FUENTE —
|---|

Uno de los primeros contratos que recibimos como productora fue hacer un documental en el norte de Morazán. La verdad, llamarla «productora» es un poco exagerado, pues éramos solo Santiago haciendo cámara y yo cargando el trípode.
Fue Gustavo Amaya quien nos contrató. Él no solo dirigía una fundación de apoyo al desarrollo local, sino que también fue miembro del Sistema Radio Venceremos durante la guerra. Gustavo era de la capital y decidió, como muchos jóvenes de los setenta, unirse a lo que considerábamos una lucha justa, teniendo como destino durante la guerra Morazán.
Viajamos a Perquín y ahí, en el casco del pueblo, nos dieron los pormenores de los lugares que teníamos que grabar: Arambala, Villa Rosario, Jocoaitique, Perquín, San Fernando, La Segundo Montes y todos los pueblos del norte de Morazán ya del lado de Honduras: Yarula, Santa Ana y Marcala.

|---|

(Listados de elementos y recuadros)
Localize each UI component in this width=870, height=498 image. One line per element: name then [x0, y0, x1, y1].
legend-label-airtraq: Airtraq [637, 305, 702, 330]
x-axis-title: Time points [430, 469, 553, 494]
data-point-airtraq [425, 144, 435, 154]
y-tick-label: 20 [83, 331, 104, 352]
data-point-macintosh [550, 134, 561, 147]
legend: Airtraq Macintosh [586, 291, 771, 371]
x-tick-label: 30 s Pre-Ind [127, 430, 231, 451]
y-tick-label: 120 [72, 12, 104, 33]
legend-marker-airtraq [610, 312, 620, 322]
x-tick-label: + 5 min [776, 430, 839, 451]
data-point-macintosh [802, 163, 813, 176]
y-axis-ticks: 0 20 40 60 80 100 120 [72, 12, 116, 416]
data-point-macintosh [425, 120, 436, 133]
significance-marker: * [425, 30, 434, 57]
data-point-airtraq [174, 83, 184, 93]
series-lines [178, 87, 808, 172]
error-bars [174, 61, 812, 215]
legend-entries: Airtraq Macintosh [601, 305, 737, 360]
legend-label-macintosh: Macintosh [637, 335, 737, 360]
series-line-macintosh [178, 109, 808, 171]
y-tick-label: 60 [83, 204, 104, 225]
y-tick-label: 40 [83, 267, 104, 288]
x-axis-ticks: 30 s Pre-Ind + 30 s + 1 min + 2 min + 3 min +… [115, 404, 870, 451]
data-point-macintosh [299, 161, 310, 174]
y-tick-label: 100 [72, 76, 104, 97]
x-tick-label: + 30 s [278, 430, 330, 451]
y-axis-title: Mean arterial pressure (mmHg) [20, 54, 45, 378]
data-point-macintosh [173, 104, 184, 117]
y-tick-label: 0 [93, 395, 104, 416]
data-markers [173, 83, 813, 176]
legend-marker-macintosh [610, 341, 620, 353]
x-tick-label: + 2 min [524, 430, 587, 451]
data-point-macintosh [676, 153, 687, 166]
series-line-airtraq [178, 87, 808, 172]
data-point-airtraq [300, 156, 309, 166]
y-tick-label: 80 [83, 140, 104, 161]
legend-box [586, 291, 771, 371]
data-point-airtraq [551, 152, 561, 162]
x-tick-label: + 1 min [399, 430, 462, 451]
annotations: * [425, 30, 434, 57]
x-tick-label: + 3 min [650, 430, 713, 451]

|---|

OBJETIVO DEL EJERCICIO —
Prolongue el relato sobre el documental en el norte de Morazán a partir de su última oración.

RESPUESTA AL EJERCICIO —
El trabajo consistía en crearle un «branding» a Nahuaterique. Para mí fue un ajuste de cuentas histórico que, sin proponérmelo, estaba logrando al conocer los lugares que solo había visto en documentales de guerra y que cuando viví en Los Ángeles y Nueva York era mi sueño estar ahí.
Para los no conocedores, estamos hablando del principal corredor guerrillero en los ochenta y donde la mayoría de los municipios se convirtieron en pueblos fantasmas cuyos habitantes se refugiaron en Mesa Grande o Colomoncagua, en Honduras. Irónicamente, la mayoría de estos pueblos, que tradicionalmente apoyaron al frente, poco a poco le fueron dando la espalda.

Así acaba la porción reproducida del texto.